> GIVEN REQUEST
Will you extract the entries word for word? Images should not appear in the copy.
:: INFORMATION PROVIDED
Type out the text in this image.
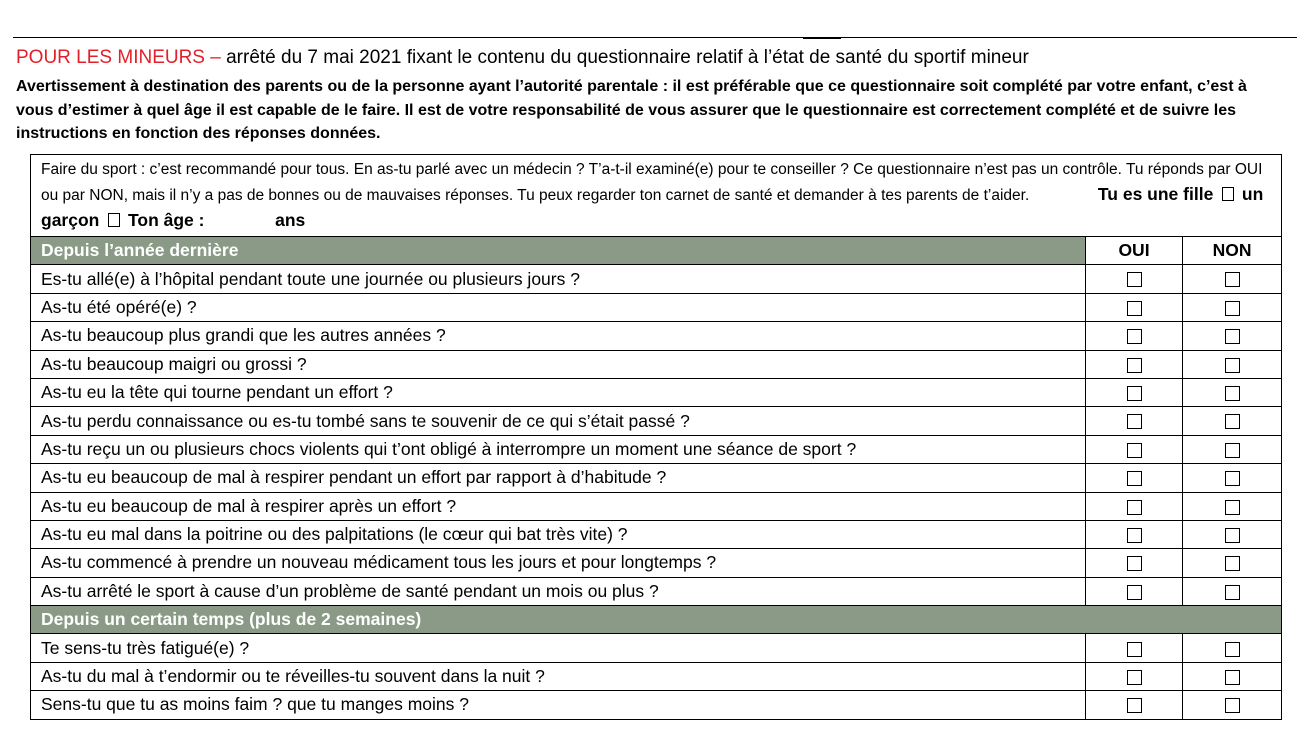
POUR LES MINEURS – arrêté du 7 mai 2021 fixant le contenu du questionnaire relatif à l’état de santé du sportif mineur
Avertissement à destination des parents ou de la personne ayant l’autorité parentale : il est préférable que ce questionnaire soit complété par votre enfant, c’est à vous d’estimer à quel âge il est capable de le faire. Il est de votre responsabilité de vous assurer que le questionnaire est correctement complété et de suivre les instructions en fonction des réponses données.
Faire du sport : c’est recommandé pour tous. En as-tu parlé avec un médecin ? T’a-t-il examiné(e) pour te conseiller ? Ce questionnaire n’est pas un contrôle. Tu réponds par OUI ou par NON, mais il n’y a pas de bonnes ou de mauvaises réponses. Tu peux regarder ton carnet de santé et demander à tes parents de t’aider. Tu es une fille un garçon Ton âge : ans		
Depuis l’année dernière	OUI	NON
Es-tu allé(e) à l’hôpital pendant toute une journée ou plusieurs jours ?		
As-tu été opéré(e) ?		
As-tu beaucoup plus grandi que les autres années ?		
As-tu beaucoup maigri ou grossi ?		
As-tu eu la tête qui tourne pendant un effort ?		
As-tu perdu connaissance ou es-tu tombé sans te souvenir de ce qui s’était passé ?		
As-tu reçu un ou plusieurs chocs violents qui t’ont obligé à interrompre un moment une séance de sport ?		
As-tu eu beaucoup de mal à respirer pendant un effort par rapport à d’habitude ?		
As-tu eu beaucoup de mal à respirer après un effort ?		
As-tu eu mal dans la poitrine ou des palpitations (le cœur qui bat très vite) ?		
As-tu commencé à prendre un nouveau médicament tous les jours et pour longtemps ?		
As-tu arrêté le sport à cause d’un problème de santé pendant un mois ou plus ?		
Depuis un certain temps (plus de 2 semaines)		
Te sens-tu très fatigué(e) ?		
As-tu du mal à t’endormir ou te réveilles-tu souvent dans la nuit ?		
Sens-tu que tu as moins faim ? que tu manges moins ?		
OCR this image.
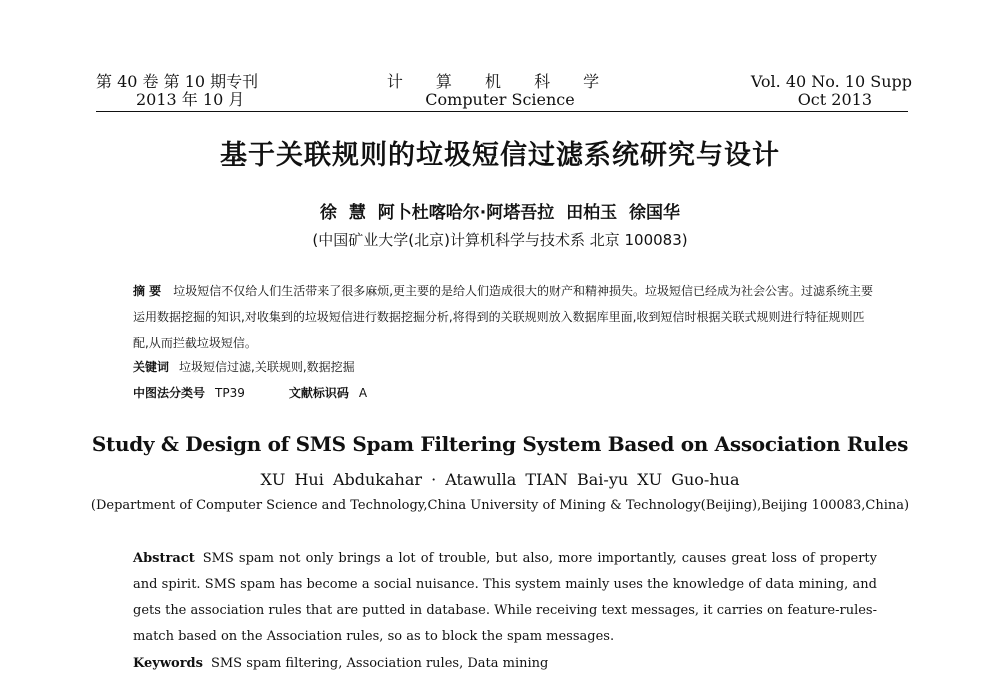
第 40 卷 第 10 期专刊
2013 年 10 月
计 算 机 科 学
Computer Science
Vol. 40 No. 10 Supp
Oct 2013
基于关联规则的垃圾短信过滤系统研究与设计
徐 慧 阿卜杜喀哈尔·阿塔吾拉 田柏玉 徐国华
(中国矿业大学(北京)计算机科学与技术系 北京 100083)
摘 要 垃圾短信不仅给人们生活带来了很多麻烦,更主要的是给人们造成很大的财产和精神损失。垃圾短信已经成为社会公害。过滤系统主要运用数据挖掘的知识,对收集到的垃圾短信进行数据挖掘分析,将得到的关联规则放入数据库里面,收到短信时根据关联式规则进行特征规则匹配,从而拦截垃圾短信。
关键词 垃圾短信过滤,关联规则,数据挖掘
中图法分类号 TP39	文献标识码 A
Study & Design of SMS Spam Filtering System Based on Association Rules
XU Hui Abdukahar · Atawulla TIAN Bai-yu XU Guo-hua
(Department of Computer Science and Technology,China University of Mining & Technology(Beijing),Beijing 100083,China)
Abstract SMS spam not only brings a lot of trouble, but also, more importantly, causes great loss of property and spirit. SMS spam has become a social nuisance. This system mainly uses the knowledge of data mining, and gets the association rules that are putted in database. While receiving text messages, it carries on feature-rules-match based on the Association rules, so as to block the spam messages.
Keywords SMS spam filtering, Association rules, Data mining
::::
> REPLY TO THE EXERCISE
Type out the text in this image.
POUR LES MINEURS – arrêté du 7 mai 2021 fixant le contenu du questionnaire relatif à l’état de santé du sportif mineur
Avertissement à destination des parents ou de la personne ayant l’autorité parentale : il est préférable que ce questionnaire soit complété par votre enfant, c’est à vous d’estimer à quel âge il est capable de le faire. Il est de votre responsabilité de vous assurer que le questionnaire est correctement complété et de suivre les instructions en fonction des réponses données.
Faire du sport : c’est recommandé pour tous. En as-tu parlé avec un médecin ? T’a-t-il examiné(e) pour te conseiller ? Ce questionnaire n’est pas un contrôle. Tu réponds par OUI ou par NON, mais il n’y a pas de bonnes ou de mauvaises réponses. Tu peux regarder ton carnet de santé et demander à tes parents de t’aider. Tu es une fille un garçon Ton âge : ans		
Depuis l’année dernière	OUI	NON
Es-tu allé(e) à l’hôpital pendant toute une journée ou plusieurs jours ?		
As-tu été opéré(e) ?		
As-tu beaucoup plus grandi que les autres années ?		
As-tu beaucoup maigri ou grossi ?		
As-tu eu la tête qui tourne pendant un effort ?		
As-tu perdu connaissance ou es-tu tombé sans te souvenir de ce qui s’était passé ?		
As-tu reçu un ou plusieurs chocs violents qui t’ont obligé à interrompre un moment une séance de sport ?		
As-tu eu beaucoup de mal à respirer pendant un effort par rapport à d’habitude ?		
As-tu eu beaucoup de mal à respirer après un effort ?		
As-tu eu mal dans la poitrine ou des palpitations (le cœur qui bat très vite) ?		
As-tu commencé à prendre un nouveau médicament tous les jours et pour longtemps ?		
As-tu arrêté le sport à cause d’un problème de santé pendant un mois ou plus ?		
Depuis un certain temps (plus de 2 semaines)		
Te sens-tu très fatigué(e) ?		
As-tu du mal à t’endormir ou te réveilles-tu souvent dans la nuit ?		
Sens-tu que tu as moins faim ? que tu manges moins ?		
OCR this image.
第 40 卷 第 10 期专刊
2013 年 10 月
计 算 机 科 学
Computer Science
Vol. 40 No. 10 Supp
Oct 2013
基于关联规则的垃圾短信过滤系统研究与设计
徐 慧 阿卜杜喀哈尔·阿塔吾拉 田柏玉 徐国华
(中国矿业大学(北京)计算机科学与技术系 北京 100083)
摘 要 垃圾短信不仅给人们生活带来了很多麻烦,更主要的是给人们造成很大的财产和精神损失。垃圾短信已经成为社会公害。过滤系统主要运用数据挖掘的知识,对收集到的垃圾短信进行数据挖掘分析,将得到的关联规则放入数据库里面,收到短信时根据关联式规则进行特征规则匹配,从而拦截垃圾短信。
关键词 垃圾短信过滤,关联规则,数据挖掘
中图法分类号 TP39	文献标识码 A
Study & Design of SMS Spam Filtering System Based on Association Rules
XU Hui Abdukahar · Atawulla TIAN Bai-yu XU Guo-hua
(Department of Computer Science and Technology,China University of Mining & Technology(Beijing),Beijing 100083,China)
Abstract SMS spam not only brings a lot of trouble, but also, more importantly, causes great loss of property and spirit. SMS spam has become a social nuisance. This system mainly uses the knowledge of data mining, and gets the association rules that are putted in database. While receiving text messages, it carries on feature-rules-match based on the Association rules, so as to block the spam messages.
Keywords SMS spam filtering, Association rules, Data mining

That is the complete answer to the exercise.